## SET PROBLEM
Take each line containing the word "وقال" and copy it.

BEGIN ROWS

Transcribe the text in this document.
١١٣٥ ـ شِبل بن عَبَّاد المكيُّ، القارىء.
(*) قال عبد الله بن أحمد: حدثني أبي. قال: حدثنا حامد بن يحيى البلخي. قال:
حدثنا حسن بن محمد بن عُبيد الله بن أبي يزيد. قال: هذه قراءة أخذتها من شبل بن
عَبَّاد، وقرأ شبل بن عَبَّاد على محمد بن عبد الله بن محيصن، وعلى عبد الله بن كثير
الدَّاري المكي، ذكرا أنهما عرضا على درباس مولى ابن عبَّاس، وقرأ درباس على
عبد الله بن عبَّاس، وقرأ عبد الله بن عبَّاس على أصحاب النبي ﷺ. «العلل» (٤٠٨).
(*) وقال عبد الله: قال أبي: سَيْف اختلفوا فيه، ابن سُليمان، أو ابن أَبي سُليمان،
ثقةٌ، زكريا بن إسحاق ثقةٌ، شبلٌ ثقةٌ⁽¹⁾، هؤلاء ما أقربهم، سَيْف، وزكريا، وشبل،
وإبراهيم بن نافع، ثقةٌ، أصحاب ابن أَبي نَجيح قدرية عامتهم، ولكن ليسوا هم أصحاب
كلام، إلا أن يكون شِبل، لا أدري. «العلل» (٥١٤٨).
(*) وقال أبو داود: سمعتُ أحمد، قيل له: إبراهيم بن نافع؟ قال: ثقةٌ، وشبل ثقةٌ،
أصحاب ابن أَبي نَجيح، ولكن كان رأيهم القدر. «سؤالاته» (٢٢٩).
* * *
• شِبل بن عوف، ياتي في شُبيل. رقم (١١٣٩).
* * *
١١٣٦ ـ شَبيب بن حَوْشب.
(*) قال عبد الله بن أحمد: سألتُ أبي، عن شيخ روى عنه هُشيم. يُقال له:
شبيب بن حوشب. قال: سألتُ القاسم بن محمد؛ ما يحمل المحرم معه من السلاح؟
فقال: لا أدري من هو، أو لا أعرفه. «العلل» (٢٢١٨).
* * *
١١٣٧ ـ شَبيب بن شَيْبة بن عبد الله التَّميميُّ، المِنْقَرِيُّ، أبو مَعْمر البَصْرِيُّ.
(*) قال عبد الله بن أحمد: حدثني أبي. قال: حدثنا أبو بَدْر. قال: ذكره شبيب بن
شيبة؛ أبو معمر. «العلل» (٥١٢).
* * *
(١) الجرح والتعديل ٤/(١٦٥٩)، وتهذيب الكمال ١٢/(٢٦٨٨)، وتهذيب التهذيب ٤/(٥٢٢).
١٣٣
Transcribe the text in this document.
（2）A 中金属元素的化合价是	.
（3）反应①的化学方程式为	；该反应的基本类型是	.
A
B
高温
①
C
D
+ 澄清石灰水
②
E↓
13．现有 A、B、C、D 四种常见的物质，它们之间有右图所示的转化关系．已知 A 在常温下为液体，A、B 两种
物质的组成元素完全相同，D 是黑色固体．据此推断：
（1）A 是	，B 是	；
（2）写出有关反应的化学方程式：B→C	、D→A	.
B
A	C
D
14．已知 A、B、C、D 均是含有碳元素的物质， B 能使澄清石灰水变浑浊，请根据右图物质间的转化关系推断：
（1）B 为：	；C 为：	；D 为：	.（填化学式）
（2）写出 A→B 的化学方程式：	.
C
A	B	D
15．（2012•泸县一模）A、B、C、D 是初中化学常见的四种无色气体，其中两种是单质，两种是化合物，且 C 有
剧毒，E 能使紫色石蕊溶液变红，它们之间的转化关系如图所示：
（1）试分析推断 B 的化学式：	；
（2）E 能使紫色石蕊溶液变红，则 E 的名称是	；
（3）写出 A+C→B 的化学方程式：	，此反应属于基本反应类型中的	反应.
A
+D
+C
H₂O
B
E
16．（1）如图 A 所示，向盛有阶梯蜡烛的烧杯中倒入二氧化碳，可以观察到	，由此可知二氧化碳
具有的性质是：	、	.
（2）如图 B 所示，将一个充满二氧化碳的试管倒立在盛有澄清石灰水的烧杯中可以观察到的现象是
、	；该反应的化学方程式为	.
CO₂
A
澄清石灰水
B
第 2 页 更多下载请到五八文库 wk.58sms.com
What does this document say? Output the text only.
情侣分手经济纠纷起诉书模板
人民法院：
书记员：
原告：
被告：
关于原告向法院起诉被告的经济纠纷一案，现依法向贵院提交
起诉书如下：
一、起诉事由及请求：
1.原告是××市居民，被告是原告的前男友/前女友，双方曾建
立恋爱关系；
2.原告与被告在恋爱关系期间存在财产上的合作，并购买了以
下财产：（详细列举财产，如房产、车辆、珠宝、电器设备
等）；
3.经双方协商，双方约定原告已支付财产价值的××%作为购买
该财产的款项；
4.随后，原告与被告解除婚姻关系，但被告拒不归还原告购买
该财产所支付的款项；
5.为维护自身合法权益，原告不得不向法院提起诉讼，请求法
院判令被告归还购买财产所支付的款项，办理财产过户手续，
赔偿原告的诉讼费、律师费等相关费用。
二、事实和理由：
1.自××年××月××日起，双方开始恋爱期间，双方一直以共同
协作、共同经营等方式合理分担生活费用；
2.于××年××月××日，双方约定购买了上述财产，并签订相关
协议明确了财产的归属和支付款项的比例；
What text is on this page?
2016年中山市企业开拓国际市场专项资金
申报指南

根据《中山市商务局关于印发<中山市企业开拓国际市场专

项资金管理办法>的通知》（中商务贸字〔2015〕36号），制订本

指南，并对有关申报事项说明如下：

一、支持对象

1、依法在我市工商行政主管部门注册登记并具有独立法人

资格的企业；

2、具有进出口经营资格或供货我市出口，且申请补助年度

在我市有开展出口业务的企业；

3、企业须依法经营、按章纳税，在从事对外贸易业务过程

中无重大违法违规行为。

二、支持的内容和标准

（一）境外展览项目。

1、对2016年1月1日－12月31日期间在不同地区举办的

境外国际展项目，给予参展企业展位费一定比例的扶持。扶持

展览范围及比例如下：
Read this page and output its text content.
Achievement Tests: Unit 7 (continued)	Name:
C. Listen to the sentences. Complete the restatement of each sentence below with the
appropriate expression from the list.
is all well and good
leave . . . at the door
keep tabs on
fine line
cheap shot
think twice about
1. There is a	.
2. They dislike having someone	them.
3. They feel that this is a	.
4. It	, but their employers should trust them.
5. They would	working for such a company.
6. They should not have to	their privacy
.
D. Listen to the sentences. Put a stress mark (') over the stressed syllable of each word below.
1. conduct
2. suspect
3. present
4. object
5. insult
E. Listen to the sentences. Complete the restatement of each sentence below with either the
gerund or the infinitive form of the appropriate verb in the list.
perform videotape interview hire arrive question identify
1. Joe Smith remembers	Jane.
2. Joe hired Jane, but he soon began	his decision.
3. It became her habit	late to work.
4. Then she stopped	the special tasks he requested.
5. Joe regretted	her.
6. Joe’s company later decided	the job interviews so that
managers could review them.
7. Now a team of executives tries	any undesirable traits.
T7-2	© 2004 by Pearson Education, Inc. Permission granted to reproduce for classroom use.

END ROWS

## RESULT FOR THIS TASK
(*) وقال عبد الله: قال أبي: سَيْف اختلفوا فيه، ابن سُليمان، أو ابن أَبي سُليمان،
(*) وقال أبو داود: سمعتُ أحمد، قيل له: إبراهيم بن نافع؟ قال: ثقةٌ، وشبل ثقةٌ،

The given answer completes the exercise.